_What the task requires_.
From the line that contains "Enumerate this screenshot's" down to the last line of the data below, restate every line word for word, skipping any images.

_Records for the task_.

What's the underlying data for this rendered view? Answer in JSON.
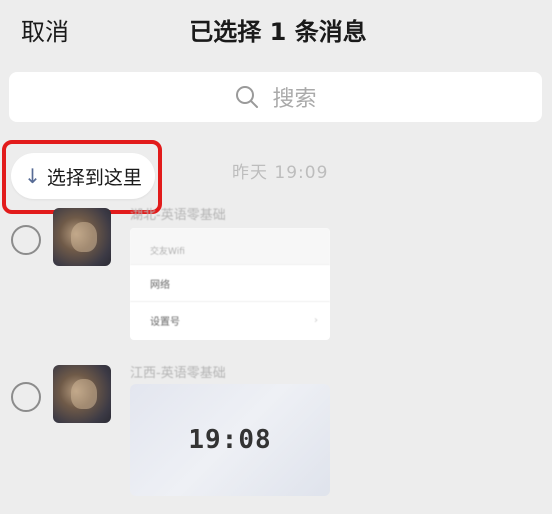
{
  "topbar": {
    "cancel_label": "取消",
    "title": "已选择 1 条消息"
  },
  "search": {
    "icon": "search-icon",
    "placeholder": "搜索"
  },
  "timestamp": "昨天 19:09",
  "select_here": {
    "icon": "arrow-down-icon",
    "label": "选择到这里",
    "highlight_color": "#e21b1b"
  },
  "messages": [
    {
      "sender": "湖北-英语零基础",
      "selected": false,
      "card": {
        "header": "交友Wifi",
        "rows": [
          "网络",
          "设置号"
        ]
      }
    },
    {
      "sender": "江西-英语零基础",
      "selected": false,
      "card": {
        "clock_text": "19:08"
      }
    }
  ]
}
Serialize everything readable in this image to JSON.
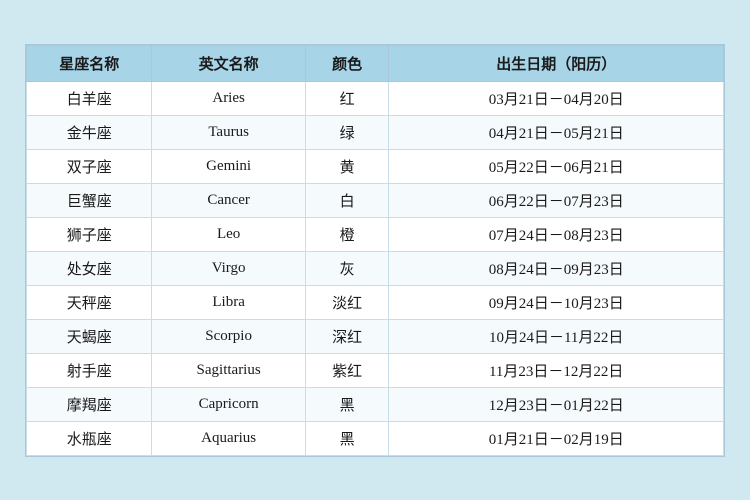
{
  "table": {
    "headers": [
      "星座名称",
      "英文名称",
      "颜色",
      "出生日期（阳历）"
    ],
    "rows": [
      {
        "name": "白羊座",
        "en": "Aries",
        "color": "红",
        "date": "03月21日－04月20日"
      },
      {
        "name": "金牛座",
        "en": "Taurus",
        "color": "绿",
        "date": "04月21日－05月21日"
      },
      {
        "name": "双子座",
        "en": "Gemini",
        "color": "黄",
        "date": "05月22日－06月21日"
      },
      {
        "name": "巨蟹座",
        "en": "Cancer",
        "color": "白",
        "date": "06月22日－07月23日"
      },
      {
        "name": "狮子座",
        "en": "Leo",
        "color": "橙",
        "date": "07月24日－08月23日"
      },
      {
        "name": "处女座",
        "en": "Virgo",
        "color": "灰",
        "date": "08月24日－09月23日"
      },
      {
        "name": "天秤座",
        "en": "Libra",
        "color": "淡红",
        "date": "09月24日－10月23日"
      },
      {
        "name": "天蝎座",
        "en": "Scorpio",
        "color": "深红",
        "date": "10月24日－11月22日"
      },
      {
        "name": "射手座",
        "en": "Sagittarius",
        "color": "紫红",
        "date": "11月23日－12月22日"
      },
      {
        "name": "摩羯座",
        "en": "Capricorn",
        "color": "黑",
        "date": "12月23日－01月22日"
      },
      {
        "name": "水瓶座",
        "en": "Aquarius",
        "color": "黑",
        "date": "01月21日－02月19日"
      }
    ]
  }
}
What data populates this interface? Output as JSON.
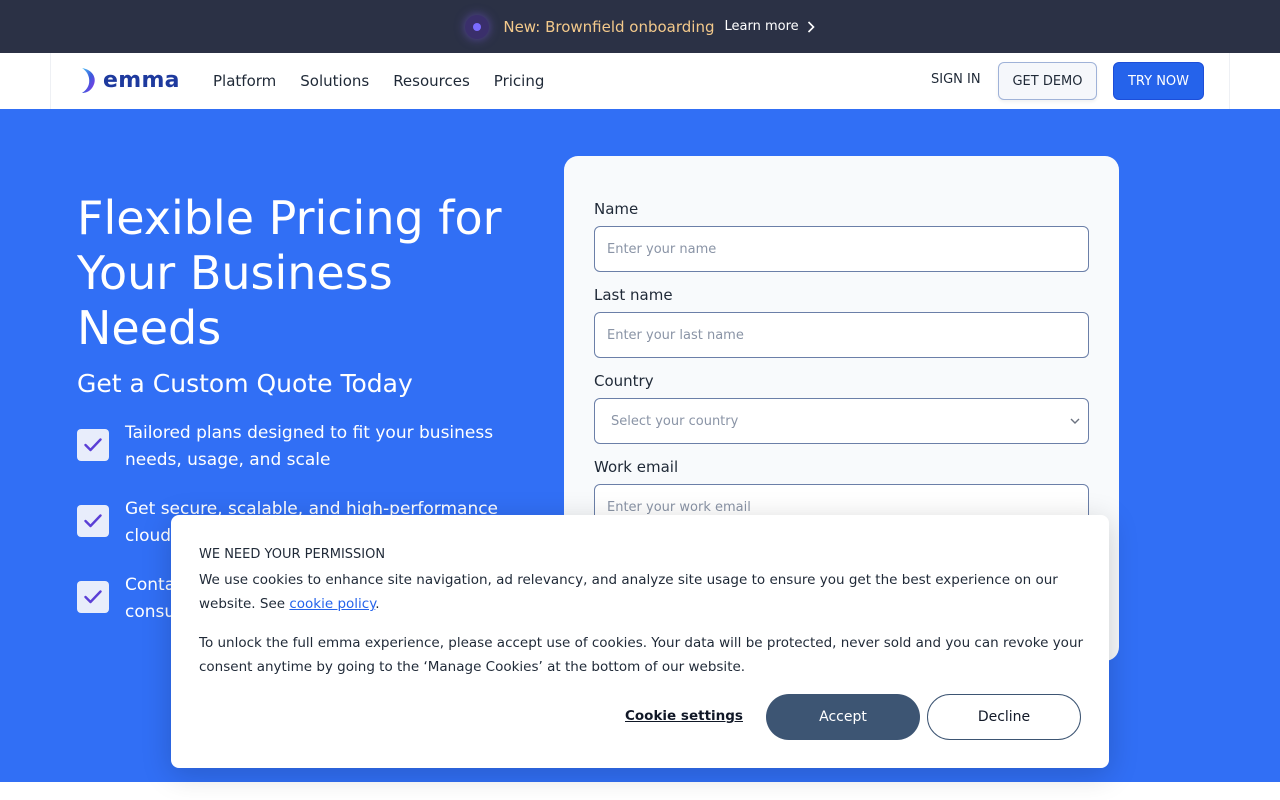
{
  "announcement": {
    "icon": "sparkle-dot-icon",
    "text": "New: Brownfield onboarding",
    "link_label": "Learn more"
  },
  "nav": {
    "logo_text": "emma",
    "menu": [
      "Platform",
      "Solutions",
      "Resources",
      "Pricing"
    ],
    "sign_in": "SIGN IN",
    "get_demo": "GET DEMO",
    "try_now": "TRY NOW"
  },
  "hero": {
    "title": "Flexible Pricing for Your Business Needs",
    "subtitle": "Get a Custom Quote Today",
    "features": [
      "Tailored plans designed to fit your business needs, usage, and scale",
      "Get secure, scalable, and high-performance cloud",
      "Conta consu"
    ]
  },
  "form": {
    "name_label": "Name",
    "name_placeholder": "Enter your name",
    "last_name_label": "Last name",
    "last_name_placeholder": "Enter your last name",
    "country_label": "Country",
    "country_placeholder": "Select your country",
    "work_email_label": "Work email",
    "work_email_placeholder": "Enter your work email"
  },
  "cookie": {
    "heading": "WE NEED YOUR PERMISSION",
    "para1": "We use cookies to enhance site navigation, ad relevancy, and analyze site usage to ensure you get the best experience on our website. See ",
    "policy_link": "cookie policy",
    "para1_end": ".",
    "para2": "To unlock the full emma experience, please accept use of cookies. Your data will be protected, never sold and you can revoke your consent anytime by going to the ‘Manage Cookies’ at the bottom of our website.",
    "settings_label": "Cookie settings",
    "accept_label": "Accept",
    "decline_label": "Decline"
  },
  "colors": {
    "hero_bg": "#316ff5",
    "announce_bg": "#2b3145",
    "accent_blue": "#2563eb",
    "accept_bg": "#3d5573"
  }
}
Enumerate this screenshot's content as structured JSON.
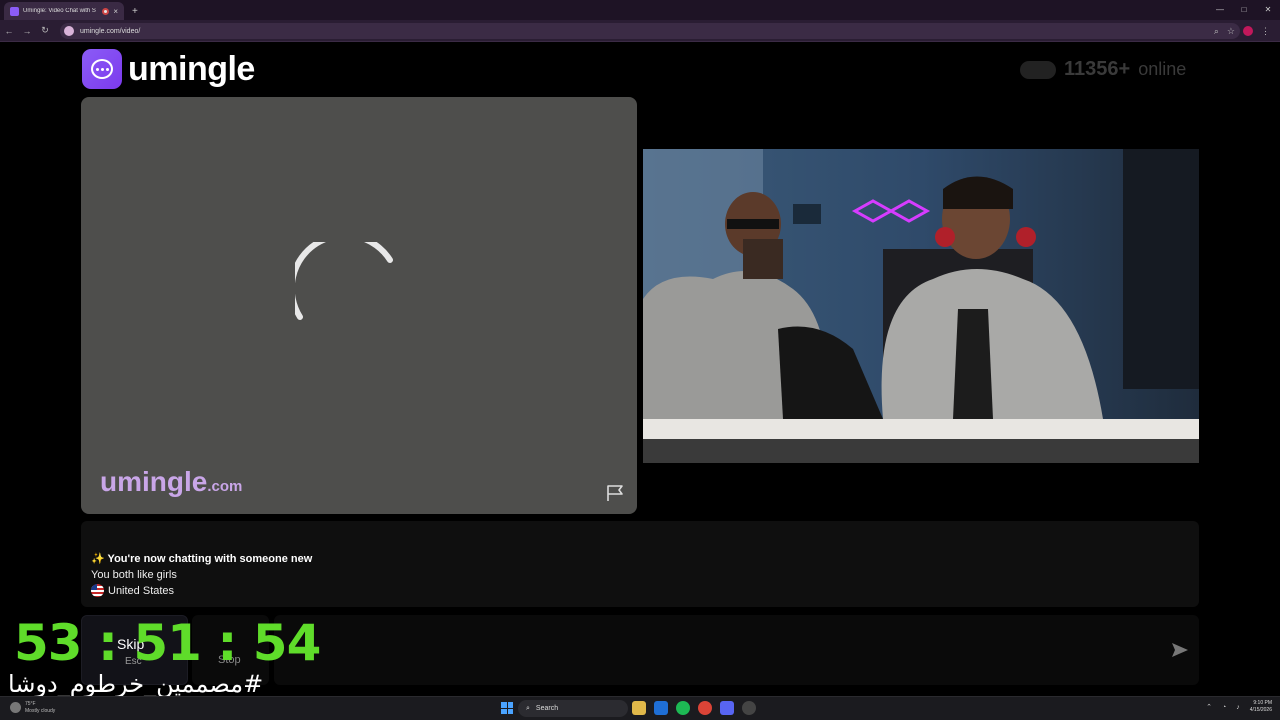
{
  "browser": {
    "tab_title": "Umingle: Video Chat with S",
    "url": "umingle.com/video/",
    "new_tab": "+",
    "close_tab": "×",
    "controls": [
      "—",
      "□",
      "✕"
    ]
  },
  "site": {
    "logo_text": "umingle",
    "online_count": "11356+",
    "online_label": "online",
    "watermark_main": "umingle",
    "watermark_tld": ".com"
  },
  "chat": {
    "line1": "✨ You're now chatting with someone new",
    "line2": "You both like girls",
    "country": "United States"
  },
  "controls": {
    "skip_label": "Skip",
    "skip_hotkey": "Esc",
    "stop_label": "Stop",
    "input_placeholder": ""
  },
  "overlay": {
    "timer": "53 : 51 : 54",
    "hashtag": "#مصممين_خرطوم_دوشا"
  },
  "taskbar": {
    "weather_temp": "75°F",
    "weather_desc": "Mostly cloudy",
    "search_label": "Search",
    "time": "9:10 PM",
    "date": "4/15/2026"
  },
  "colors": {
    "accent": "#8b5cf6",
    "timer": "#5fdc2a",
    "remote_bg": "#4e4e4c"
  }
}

_Completed task_.
Enumerate this screenshot's content as structured JSON.
{
  "browser": {
    "tab_title": "Umingle: Video Chat with S",
    "url": "umingle.com/video/",
    "new_tab": "+",
    "close_tab": "×",
    "controls": [
      "—",
      "□",
      "✕"
    ]
  },
  "site": {
    "logo_text": "umingle",
    "online_count": "11356+",
    "online_label": "online",
    "watermark_main": "umingle",
    "watermark_tld": ".com"
  },
  "chat": {
    "line1": "✨ You're now chatting with someone new",
    "line2": "You both like girls",
    "country": "United States"
  },
  "controls": {
    "skip_label": "Skip",
    "skip_hotkey": "Esc",
    "stop_label": "Stop",
    "input_placeholder": ""
  },
  "overlay": {
    "timer": "53 : 51 : 54",
    "hashtag": "#مصممين_خرطوم_دوشا"
  },
  "taskbar": {
    "weather_temp": "75°F",
    "weather_desc": "Mostly cloudy",
    "search_label": "Search",
    "time": "9:10 PM",
    "date": "4/15/2026"
  },
  "colors": {
    "accent": "#8b5cf6",
    "timer": "#5fdc2a",
    "remote_bg": "#4e4e4c"
  }
}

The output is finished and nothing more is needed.